>> START Information supplied
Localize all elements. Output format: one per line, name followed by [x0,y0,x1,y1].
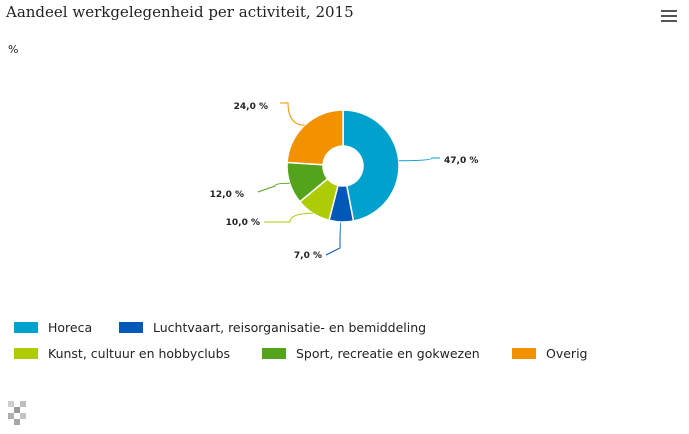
legend-label: Sport, recreatie en gokwezen [296,346,480,361]
legend-item-luchtvaart[interactable]: Luchtvaart, reisorganisatie- en bemiddel… [119,320,426,335]
hamburger-menu-icon[interactable] [661,10,677,24]
legend-swatch [14,348,38,359]
legend-item-horeca[interactable]: Horeca [14,320,92,335]
legend-item-overig[interactable]: Overig [512,346,587,361]
label-connector [325,221,342,256]
chart-title: Aandeel werkgelegenheid per activiteit, … [6,3,354,21]
legend-swatch [262,348,286,359]
data-label: 10,0 % [226,218,260,228]
data-label: 47,0 % [444,156,478,166]
legend-swatch [119,322,143,333]
data-label: 24,0 % [234,102,268,112]
label-connector [264,212,313,223]
cbs-logo-icon [8,401,26,425]
label-connector [398,157,440,162]
legend-swatch [14,322,38,333]
legend-item-kunst[interactable]: Kunst, cultuur en hobbyclubs [14,346,230,361]
legend-swatch [512,348,536,359]
data-label: 7,0 % [294,251,322,261]
label-connector [257,182,290,193]
legend-label: Overig [546,346,588,361]
pie-slice[interactable] [286,109,344,166]
data-label: 12,0 % [210,190,244,200]
legend-label: Luchtvaart, reisorganisatie- en bemiddel… [153,320,427,335]
legend-item-sport[interactable]: Sport, recreatie en gokwezen [262,346,480,361]
label-connector [280,102,305,126]
legend-label: Kunst, cultuur en hobbyclubs [48,346,231,361]
legend-label: Horeca [48,320,93,335]
unit-label: % [8,43,19,56]
donut-chart: 47,0 % 7,0 % 10,0 % 12,0 % 24,0 % [210,102,479,261]
pie-slice[interactable] [342,109,400,222]
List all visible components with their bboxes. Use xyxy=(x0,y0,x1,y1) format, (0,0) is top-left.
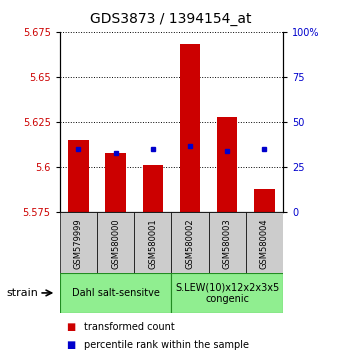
Bar xyxy=(209,212,246,274)
Text: S.LEW(10)x12x2x3x5
congenic: S.LEW(10)x12x2x3x5 congenic xyxy=(175,282,279,304)
Text: ■: ■ xyxy=(66,322,76,332)
Text: ■: ■ xyxy=(66,340,76,350)
Bar xyxy=(180,45,200,212)
Text: GDS3873 / 1394154_at: GDS3873 / 1394154_at xyxy=(90,12,251,27)
Bar xyxy=(97,212,134,274)
Bar xyxy=(105,153,126,212)
Text: percentile rank within the sample: percentile rank within the sample xyxy=(84,340,249,350)
Text: transformed count: transformed count xyxy=(84,322,174,332)
Bar xyxy=(172,212,209,274)
Bar xyxy=(254,189,275,212)
Text: GSM579999: GSM579999 xyxy=(74,218,83,269)
Text: GSM580003: GSM580003 xyxy=(223,218,232,269)
Bar xyxy=(246,212,283,274)
Bar xyxy=(68,140,89,212)
Bar xyxy=(60,273,172,313)
Text: strain: strain xyxy=(7,288,39,298)
Bar xyxy=(134,212,172,274)
Text: GSM580004: GSM580004 xyxy=(260,218,269,269)
Text: GSM580002: GSM580002 xyxy=(186,218,194,269)
Bar xyxy=(172,273,283,313)
Bar xyxy=(217,117,237,212)
Bar xyxy=(60,212,97,274)
Text: Dahl salt-sensitve: Dahl salt-sensitve xyxy=(72,288,160,298)
Text: GSM580000: GSM580000 xyxy=(111,218,120,269)
Text: GSM580001: GSM580001 xyxy=(148,218,157,269)
Bar xyxy=(143,165,163,212)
>> END Information supplied
[Problem requirements] Recast the whole listing above as a JSON list of strings with one string per line, and skip any blank lines. Leave the pictures out of your answer.

[Solution for this task]
[
  "Localize all elements. Output format: one per line, name followed by [x0,y0,x1,y1].",
  "legend-label: Sport, recreatie en gokwezen [296,346,480,361]",
  "legend-item-luchtvaart[interactable]: Luchtvaart, reisorganisatie- en bemiddel… [119,320,426,335]",
  "hamburger-menu-icon[interactable] [661,10,677,24]",
  "legend-swatch [14,348,38,359]",
  "legend-item-horeca[interactable]: Horeca [14,320,92,335]",
  "legend-item-overig[interactable]: Overig [512,346,587,361]",
  "label-connector [325,221,342,256]",
  "chart-title: Aandeel werkgelegenheid per activiteit, … [6,3,354,21]",
  "legend-swatch [262,348,286,359]",
  "data-label: 10,0 % [226,218,260,228]",
  "data-label: 47,0 % [444,156,478,166]",
  "legend-swatch [119,322,143,333]",
  "data-label: 24,0 % [234,102,268,112]",
  "label-connector [264,212,313,223]",
  "cbs-logo-icon [8,401,26,425]",
  "label-connector [398,157,440,162]",
  "legend-swatch [14,322,38,333]",
  "legend-item-kunst[interactable]: Kunst, cultuur en hobbyclubs [14,346,230,361]",
  "legend-swatch [512,348,536,359]",
  "data-label: 7,0 % [294,251,322,261]",
  "label-connector [257,182,290,193]",
  "legend-label: Overig [546,346,588,361]",
  "pie-slice[interactable] [286,109,344,166]",
  "data-label: 12,0 % [210,190,244,200]",
  "legend-label: Luchtvaart, reisorganisatie- en bemiddel… [153,320,427,335]",
  "legend-item-sport[interactable]: Sport, recreatie en gokwezen [262,346,480,361]",
  "label-connector [280,102,305,126]",
  "legend-label: Kunst, cultuur en hobbyclubs [48,346,231,361]",
  "legend-label: Horeca [48,320,93,335]",
  "unit-label: % [8,43,19,56]",
  "donut-chart: 47,0 % 7,0 % 10,0 % 12,0 % 24,0 % [210,102,479,261]",
  "pie-slice[interactable] [342,109,400,222]",
  "List all visible components with their bboxes. Use xyxy=(x0,y0,x1,y1) format, (0,0) is top-left.",
  "Bar xyxy=(209,212,246,274)",
  "Text: S.LEW(10)x12x2x3x5",
  "congenic: S.LEW(10)x12x2x3x5 congenic xyxy=(175,282,279,304)",
  "Text: ■: ■ xyxy=(66,322,76,332)",
  "Text: ■: ■ xyxy=(66,340,76,350)",
  "Bar xyxy=(180,45,200,212)",
  "Text: GDS3873 / 1394154_at: GDS3873 / 1394154_at xyxy=(90,12,251,27)",
  "Bar xyxy=(97,212,134,274)",
  "Bar xyxy=(105,153,126,212)",
  "Text: percentile rank within the sample: percentile rank within the sample xyxy=(84,340,249,350)",
  "Text: transformed count: transformed count xyxy=(84,322,174,332)",
  "Bar xyxy=(172,212,209,274)",
  "Bar xyxy=(254,189,275,212)",
  "Text: GSM579999: GSM579999 xyxy=(74,218,83,269)",
  "Text: GSM580003: GSM580003 xyxy=(223,218,232,269)",
  "Bar xyxy=(246,212,283,274)",
  "Bar xyxy=(68,140,89,212)",
  "Bar xyxy=(60,273,172,313)",
  "Text: strain: strain xyxy=(7,288,39,298)",
  "Bar xyxy=(134,212,172,274)",
  "Text: GSM580004: GSM580004 xyxy=(260,218,269,269)",
  "Text: GSM580002: GSM580002 xyxy=(186,218,194,269)",
  "Bar xyxy=(172,273,283,313)",
  "Bar xyxy=(217,117,237,212)",
  "Bar xyxy=(60,212,97,274)",
  "Text: Dahl salt-sensitve: Dahl salt-sensitve xyxy=(72,288,160,298)",
  "Text: GSM580000: GSM580000 xyxy=(111,218,120,269)",
  "Text: GSM580001: GSM580001 xyxy=(148,218,157,269)",
  "Bar xyxy=(143,165,163,212)"
]